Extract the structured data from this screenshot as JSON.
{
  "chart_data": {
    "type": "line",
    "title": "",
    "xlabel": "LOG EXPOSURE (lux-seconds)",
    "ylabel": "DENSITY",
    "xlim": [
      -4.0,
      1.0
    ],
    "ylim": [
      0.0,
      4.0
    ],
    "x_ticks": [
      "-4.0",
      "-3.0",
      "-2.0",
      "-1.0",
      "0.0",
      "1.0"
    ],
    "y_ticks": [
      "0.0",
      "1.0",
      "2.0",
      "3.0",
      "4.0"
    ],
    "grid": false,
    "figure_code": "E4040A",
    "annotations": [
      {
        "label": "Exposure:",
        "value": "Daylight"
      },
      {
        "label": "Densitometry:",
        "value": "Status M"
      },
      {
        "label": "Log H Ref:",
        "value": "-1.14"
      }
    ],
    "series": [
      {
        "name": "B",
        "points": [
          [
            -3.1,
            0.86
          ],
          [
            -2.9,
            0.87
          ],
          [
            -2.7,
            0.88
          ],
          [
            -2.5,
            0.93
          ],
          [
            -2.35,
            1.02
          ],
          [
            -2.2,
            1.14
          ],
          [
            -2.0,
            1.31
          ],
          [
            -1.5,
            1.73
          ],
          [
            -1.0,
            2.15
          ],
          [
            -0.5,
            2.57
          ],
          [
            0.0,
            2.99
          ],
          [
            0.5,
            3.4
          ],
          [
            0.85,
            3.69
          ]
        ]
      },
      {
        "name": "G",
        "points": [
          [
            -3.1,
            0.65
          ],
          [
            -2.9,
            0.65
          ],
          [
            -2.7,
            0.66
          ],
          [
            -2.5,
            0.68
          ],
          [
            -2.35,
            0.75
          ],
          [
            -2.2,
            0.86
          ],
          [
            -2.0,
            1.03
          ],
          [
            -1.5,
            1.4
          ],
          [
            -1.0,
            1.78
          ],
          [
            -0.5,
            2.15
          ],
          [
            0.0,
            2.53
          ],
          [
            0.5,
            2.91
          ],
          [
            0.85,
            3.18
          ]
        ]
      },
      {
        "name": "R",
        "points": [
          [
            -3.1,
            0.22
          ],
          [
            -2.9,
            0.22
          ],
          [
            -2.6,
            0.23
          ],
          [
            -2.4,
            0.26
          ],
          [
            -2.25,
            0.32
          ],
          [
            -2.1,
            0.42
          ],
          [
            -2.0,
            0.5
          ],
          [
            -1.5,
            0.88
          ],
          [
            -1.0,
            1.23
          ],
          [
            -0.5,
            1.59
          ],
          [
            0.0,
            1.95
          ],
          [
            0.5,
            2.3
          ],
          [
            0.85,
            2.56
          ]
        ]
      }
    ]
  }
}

- To be done: Look above for every line with the word "value" and copy it.

- Answer to the task:
        "value": "Daylight"
        "value": "Status M"
        "value": "-1.14"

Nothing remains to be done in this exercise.